_Description of the task_.
Select every line below containing the word "nilai".

Extracted data entries
** Begin **
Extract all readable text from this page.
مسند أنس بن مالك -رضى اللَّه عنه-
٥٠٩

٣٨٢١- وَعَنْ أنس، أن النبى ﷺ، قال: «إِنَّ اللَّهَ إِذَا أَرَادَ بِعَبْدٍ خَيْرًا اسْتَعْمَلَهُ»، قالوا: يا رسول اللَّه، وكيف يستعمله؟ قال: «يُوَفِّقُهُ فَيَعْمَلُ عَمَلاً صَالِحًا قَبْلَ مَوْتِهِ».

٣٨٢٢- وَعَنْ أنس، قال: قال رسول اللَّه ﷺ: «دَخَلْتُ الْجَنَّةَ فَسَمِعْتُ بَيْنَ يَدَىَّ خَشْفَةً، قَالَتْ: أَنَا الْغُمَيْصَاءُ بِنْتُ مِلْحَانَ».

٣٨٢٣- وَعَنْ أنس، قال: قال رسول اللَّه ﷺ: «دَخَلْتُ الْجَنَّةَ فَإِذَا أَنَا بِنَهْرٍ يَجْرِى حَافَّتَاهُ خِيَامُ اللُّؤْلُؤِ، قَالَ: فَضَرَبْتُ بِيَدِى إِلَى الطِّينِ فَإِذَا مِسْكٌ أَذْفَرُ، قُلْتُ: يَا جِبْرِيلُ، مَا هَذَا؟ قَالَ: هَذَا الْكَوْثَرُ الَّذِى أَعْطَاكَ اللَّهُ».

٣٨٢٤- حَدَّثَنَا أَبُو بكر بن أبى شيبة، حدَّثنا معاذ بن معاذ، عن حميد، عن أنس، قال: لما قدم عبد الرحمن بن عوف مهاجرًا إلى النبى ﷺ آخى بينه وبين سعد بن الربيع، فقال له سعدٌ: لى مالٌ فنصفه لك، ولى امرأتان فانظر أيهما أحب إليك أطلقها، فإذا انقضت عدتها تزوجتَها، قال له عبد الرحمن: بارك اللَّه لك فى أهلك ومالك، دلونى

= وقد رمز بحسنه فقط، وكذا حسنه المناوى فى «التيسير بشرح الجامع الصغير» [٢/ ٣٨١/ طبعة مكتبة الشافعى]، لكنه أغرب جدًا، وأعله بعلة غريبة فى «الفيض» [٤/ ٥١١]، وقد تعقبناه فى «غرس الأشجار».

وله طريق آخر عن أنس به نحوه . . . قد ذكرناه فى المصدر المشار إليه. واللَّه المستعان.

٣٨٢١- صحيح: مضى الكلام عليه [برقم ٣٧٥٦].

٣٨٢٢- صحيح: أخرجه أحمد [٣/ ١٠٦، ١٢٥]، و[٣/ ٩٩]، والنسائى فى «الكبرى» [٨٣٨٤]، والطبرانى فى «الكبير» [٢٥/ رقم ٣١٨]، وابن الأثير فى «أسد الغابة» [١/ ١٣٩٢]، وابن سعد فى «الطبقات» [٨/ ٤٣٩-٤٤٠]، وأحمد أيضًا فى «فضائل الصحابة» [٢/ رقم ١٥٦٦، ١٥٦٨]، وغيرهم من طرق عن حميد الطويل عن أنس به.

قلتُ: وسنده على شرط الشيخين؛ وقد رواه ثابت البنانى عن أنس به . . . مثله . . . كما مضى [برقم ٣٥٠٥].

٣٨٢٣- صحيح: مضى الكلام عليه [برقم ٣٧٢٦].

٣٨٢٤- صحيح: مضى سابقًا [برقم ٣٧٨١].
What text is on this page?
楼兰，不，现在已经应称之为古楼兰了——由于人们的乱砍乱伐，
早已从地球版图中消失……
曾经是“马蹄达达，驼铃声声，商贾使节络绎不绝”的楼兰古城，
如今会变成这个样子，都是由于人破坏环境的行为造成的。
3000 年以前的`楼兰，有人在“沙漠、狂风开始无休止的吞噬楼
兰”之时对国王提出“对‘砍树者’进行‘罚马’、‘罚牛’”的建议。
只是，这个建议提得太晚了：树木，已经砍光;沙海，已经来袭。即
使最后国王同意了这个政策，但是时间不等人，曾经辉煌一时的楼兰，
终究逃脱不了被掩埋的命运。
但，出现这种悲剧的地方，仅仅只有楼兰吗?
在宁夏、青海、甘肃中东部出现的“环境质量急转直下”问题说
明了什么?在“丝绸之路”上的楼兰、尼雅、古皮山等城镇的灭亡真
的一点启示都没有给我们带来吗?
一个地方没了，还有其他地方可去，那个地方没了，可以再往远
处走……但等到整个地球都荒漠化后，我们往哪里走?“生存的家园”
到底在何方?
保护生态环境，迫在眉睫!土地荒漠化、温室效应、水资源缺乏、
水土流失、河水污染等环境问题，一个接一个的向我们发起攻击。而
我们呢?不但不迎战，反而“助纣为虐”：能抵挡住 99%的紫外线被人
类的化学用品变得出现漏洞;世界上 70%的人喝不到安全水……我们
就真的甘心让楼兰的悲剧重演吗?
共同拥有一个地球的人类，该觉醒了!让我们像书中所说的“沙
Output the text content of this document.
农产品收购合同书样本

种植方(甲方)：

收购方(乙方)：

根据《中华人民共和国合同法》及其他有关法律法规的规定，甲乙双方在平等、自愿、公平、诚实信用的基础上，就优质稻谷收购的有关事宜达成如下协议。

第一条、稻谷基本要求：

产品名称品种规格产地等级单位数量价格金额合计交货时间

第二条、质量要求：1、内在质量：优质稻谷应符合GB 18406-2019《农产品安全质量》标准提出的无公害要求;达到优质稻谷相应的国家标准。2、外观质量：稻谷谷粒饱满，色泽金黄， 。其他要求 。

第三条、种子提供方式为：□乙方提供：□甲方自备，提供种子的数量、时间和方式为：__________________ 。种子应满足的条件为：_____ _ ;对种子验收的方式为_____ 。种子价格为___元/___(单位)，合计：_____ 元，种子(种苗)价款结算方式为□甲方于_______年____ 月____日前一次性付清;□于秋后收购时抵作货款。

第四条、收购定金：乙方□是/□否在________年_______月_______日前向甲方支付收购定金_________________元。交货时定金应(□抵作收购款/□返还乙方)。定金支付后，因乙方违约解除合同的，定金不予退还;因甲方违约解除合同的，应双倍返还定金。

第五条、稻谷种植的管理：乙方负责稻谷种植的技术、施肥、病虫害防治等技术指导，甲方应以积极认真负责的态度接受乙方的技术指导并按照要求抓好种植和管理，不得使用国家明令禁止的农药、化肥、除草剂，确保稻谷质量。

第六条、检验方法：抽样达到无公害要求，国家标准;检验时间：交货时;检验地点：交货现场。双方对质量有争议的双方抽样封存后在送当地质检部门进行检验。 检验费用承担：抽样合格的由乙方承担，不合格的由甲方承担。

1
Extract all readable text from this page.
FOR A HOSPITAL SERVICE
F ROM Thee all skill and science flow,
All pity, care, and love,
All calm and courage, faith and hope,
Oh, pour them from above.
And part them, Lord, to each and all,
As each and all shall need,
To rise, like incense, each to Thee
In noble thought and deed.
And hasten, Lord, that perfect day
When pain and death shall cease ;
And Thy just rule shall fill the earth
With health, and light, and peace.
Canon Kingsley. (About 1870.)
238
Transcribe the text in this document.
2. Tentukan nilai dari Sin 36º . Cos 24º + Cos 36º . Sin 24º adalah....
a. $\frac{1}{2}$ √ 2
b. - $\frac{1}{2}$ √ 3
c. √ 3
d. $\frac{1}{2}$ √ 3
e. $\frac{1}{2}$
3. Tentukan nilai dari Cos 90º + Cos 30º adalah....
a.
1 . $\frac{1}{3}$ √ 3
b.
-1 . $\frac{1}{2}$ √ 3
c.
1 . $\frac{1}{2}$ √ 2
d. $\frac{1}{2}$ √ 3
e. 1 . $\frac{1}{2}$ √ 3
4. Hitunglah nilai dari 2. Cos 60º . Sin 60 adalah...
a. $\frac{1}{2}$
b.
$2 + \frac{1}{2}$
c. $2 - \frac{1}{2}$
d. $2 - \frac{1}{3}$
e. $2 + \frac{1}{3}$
** End **
_Finished answer_.
2. Tentukan nilai dari Sin 36º . Cos 24º + Cos 36º . Sin 24º adalah....
3. Tentukan nilai dari Cos 90º + Cos 30º adalah....
4. Hitunglah nilai dari 2. Cos 60º . Sin 60 adalah...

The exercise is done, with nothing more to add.